▶ _Objetivo do exercício_:
Segundo o trecho sobre o serviço público no Brasil, a partir de quando o modelo neoliberal foi implantado no continente latino-americano?
───── Trecho fornecido ─────
Após a constituição de 1988 o serviço público passou a ser prerrogativa de alguém que tenha passado em concurso por mérito, isto é, de forma transparente e democrática, qualquer pessoa de naturalidade brasileira, pode, por meio de prova auditada por institutos credenciados junto ao Estado, e possuindo os requisitos previamente destacados nos editais, prestar um concurso para se tornar servidor público nos três níveis, municipal, estadual e federal.
Parecia que o problema da inadequação do comportamento dos antigos servidores públicos tinha sido resolvido mas, qual o que, isso não aconteceu.
Quais seriam os fatores que impedem o bom desempenho do servidor público dentro de uma Estado democrático de Direito, como o que existe hoje em nosso país?
Não sei se vou conseguir elencar todos os fatores, mas pelo menos abro caminho para uma discussão que me parece muito séria, porque a maior parte da população brasileira, que é pobre, depende dos serviços públicos em vários setores de suas vidas.
1o) O modelo neoliberal que foi implantado no continente latino-americano a partir do final dos anos 1980 e início dos anos 1990 é um fator macro-histórico no processo de esvaziamento dos serviços públicos no Brasil. Sucessivamente, governos federais, estaduais e municipais estão privatizando ou terceirizando a prestação do serviço público, ou simplesmente diminuindo a prestação desse serviço por meio do enxugamento do Estado, que é a ideia de Estado mínimo neoliberal. Essa ideologia privilegia o serviço privado, alegando que ele tem melhores condições de atender a sociedade em suas demandas. Isso é falso, porque a lógica do setor privado é o lucro e não a prestação de serviços públicos e, desta forma, as empresas que assumem o papel do Estado nas mais diversas áreas, como na educação as escolas privadas ou na saúde os planos de saúde, tem dado mostras de uma incompetência para atender as demandas fundamentais da sociedade por causa de serviços mau prestados ou simplesmente não prestados, e a imprensa está recheada de críticas e reclamações a respeito do nível de ensino nas escolas privadas, básicas e de ensino superior, ou dos planos de saúde, que não dão a cobertura prevista nos contratos e muitas vezes descumprem as normas regulamentadas pela Agência Nacional de Saúde (ANS).
───── Dados brutos ─────
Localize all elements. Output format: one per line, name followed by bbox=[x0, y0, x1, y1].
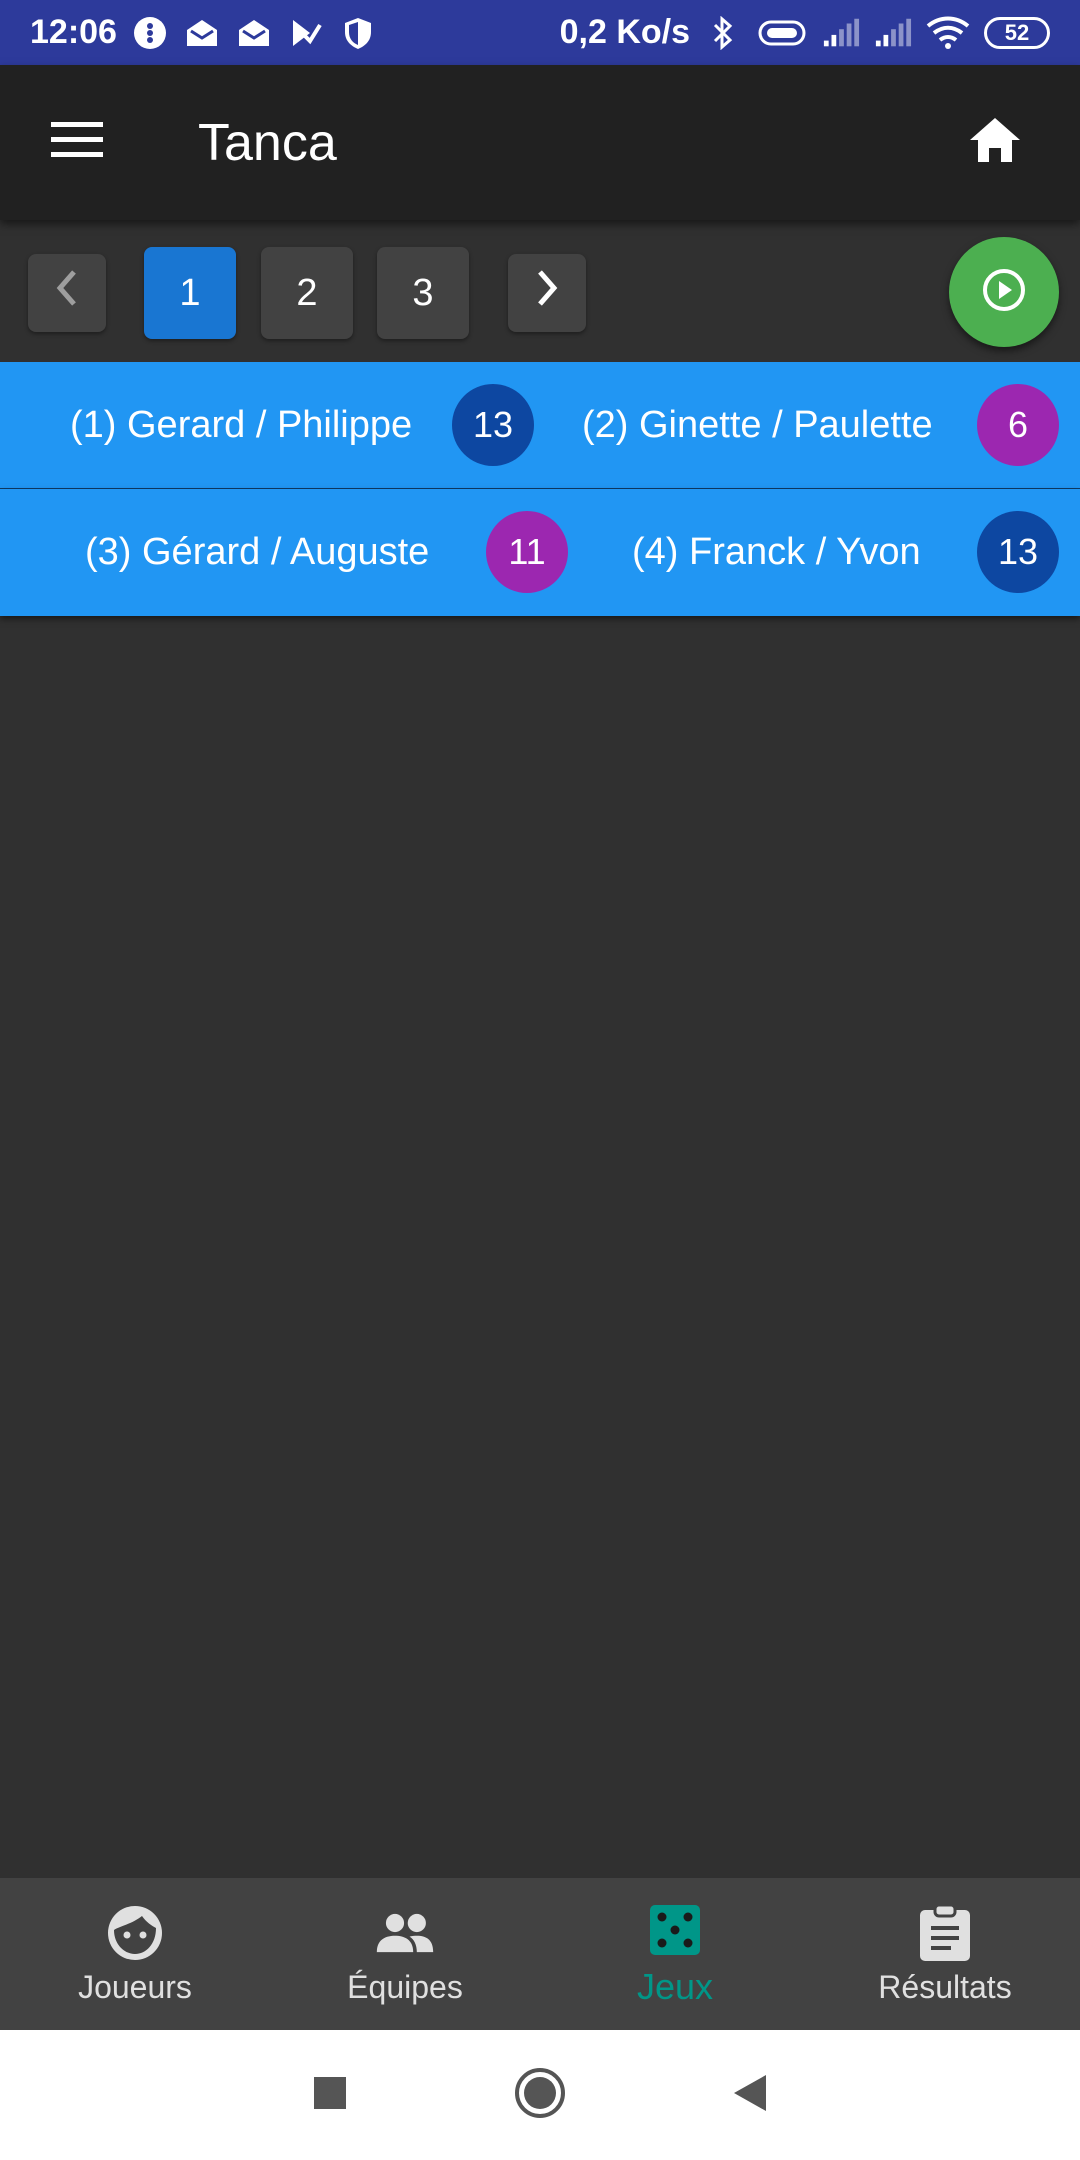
─────
▶ _Resposta do exercício_:
A partir do final dos anos 1980 e início dos anos 1990.